PROBLEM:
Select all lines holding the word "Concentration" from the entries that follow.
## Start
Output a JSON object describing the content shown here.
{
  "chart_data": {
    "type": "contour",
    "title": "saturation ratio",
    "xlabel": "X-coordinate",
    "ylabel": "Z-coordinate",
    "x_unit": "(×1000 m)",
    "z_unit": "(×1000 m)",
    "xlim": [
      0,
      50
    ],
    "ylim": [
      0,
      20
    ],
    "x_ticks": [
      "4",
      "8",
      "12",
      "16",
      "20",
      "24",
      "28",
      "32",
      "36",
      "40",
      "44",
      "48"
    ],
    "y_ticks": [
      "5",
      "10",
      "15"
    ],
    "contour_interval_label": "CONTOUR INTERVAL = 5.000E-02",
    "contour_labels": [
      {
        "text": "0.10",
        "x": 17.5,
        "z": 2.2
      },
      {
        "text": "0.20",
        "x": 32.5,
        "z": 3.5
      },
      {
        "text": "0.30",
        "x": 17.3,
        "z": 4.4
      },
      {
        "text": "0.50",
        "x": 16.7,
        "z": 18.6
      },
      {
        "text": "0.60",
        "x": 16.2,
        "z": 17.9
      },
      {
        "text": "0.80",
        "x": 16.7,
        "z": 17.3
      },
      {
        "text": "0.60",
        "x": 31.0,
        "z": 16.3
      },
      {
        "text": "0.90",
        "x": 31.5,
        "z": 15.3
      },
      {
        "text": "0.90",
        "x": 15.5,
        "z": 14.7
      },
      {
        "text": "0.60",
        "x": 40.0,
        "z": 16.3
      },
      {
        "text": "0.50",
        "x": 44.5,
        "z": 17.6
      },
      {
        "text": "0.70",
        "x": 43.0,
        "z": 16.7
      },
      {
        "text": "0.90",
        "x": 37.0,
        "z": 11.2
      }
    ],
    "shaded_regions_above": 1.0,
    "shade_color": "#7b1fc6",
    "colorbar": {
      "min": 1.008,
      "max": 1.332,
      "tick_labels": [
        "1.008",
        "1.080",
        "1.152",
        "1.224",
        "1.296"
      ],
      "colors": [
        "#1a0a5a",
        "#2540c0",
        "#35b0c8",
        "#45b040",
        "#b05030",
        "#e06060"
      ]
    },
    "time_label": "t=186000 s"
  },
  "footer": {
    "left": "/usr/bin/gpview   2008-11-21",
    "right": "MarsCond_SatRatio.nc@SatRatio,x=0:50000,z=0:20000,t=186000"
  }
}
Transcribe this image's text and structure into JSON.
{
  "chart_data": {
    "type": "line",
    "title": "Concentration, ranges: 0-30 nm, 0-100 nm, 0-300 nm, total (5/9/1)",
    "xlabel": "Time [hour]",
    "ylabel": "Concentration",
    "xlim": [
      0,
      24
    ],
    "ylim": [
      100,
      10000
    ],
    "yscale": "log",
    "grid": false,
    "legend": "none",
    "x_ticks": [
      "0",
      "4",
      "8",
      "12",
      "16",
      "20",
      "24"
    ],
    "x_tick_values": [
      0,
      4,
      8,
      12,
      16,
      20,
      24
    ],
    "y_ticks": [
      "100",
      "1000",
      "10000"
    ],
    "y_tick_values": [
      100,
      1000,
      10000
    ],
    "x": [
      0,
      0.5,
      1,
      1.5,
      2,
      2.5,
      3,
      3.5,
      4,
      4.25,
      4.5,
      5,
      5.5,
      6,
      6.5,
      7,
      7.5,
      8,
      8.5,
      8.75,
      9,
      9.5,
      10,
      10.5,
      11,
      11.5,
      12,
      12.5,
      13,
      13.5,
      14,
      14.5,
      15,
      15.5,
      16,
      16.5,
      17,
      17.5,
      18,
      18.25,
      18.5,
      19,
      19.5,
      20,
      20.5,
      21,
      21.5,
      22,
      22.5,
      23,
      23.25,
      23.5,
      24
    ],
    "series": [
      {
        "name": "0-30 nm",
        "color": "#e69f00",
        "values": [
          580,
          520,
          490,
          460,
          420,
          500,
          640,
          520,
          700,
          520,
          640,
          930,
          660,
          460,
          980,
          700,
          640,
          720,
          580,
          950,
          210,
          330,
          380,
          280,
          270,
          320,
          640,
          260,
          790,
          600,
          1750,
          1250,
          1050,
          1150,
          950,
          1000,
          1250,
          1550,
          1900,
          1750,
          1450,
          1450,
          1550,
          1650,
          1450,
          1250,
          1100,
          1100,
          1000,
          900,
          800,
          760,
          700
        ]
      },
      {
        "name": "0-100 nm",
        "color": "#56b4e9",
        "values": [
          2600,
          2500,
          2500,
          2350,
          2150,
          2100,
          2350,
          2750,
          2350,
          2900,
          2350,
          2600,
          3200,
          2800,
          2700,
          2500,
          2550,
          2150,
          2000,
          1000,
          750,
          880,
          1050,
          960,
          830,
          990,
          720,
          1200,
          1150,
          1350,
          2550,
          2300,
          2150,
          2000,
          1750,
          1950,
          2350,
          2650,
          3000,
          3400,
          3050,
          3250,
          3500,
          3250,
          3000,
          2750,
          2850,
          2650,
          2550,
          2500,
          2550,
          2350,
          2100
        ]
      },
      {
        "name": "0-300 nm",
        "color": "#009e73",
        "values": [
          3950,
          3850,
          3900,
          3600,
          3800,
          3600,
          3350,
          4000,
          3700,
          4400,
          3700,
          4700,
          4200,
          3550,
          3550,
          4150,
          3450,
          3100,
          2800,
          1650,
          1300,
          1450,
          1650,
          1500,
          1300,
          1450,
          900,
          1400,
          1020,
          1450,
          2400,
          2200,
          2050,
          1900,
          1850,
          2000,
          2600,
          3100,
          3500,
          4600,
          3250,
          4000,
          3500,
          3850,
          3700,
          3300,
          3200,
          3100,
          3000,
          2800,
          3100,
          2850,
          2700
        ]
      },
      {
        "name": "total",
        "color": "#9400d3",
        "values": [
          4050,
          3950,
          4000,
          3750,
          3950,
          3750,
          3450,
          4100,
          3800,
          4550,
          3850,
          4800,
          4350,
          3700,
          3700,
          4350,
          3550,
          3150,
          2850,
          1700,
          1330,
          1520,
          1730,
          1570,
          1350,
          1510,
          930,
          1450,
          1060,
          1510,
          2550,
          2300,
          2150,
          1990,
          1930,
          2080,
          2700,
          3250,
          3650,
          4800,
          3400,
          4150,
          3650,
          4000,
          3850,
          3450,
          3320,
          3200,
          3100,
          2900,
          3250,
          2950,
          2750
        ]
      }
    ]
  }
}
## End
## Start
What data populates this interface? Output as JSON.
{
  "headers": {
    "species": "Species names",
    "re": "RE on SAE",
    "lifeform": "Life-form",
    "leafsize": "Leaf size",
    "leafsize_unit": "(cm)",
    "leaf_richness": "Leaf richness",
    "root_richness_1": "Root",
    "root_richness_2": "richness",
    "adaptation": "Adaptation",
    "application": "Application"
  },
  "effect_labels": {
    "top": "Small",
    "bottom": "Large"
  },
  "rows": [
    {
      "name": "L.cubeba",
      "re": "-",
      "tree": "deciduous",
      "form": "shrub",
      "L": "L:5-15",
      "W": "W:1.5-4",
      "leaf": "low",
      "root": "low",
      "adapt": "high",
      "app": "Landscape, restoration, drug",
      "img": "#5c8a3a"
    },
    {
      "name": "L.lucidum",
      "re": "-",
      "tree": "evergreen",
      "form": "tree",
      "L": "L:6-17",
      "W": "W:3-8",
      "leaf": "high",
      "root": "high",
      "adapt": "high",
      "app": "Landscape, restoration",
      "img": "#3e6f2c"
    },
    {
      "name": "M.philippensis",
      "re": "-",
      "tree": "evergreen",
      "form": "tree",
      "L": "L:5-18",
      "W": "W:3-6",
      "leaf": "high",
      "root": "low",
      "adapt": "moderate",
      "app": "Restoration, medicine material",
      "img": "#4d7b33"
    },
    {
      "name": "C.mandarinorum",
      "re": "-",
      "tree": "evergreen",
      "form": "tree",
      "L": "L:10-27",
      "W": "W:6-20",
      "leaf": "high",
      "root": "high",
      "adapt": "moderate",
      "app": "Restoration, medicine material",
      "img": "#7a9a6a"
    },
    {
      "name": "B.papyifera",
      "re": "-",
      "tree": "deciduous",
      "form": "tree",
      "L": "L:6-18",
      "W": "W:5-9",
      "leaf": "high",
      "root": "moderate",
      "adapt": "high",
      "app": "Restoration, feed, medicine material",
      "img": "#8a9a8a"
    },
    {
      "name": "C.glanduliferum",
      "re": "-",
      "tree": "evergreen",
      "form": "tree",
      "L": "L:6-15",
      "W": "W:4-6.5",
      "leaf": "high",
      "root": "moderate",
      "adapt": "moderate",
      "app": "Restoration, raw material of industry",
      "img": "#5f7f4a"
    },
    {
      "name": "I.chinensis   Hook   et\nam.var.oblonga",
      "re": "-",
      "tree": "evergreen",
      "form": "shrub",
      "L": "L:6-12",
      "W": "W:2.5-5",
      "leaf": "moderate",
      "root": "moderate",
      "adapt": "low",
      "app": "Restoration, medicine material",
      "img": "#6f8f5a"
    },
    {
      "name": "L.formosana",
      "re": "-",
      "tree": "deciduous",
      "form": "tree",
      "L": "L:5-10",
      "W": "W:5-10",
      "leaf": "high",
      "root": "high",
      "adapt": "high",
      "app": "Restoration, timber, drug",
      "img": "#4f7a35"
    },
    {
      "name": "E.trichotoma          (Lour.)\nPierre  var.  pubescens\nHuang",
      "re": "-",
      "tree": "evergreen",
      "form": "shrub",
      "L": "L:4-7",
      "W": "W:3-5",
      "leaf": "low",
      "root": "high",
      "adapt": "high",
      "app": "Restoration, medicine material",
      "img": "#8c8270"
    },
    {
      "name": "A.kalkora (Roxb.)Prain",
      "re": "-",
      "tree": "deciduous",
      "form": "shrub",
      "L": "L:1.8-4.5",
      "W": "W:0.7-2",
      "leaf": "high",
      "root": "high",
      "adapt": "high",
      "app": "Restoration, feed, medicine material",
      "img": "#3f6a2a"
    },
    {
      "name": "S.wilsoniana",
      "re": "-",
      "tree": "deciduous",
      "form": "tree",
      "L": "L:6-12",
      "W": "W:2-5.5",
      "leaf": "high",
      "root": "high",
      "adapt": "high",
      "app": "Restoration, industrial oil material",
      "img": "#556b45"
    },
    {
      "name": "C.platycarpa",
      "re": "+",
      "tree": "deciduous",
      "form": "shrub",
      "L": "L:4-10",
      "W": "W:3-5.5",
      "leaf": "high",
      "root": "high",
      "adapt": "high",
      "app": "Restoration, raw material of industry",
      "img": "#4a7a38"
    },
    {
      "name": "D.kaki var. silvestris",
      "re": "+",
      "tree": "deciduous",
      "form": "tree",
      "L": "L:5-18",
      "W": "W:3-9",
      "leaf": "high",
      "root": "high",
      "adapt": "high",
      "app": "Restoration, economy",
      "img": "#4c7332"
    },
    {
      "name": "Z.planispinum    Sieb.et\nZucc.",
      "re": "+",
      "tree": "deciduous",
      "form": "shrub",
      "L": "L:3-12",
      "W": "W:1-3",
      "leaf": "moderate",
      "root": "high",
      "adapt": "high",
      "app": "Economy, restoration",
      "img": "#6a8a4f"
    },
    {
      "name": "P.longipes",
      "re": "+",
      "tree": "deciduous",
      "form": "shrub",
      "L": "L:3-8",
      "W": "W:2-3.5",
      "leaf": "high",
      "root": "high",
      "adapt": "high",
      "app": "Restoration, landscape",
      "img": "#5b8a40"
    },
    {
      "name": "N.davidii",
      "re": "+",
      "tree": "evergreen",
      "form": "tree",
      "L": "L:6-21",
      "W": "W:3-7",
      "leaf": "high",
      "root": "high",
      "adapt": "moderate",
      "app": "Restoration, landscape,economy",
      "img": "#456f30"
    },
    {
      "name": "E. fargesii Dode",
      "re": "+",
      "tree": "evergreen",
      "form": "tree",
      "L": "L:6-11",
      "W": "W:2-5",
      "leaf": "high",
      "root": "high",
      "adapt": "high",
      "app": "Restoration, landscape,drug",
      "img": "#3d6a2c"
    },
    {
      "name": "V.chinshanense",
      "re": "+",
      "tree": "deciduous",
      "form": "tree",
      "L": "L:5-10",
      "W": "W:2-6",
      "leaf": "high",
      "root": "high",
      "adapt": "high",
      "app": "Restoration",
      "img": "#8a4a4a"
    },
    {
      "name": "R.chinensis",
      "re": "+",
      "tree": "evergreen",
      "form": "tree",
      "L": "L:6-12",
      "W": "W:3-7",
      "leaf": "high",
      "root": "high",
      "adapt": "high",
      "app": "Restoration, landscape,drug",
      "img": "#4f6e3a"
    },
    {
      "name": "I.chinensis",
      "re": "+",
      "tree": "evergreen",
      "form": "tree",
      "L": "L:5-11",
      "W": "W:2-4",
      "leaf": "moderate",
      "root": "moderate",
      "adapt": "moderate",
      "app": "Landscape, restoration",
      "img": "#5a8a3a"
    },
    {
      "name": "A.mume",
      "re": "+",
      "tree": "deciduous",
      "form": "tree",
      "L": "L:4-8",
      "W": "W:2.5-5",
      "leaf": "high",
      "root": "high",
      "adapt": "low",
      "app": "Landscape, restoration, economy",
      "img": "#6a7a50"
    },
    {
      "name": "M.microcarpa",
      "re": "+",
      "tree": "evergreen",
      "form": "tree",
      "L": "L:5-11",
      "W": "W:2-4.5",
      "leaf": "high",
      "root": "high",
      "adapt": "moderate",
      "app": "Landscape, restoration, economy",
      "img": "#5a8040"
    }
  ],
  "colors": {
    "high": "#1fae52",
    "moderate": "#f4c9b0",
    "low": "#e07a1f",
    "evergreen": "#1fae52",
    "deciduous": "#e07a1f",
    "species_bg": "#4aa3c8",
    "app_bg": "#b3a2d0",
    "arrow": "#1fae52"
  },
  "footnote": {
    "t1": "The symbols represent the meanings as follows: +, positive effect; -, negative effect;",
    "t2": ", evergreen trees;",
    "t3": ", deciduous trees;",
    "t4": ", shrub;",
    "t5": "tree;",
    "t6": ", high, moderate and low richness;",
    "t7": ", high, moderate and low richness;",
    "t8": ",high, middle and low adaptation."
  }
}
## End
FINISHED TASK:
    "title": "Concentration, ranges: 0-30 nm, 0-100 nm, 0-300 nm, total (5/9/1)",
    "ylabel": "Concentration",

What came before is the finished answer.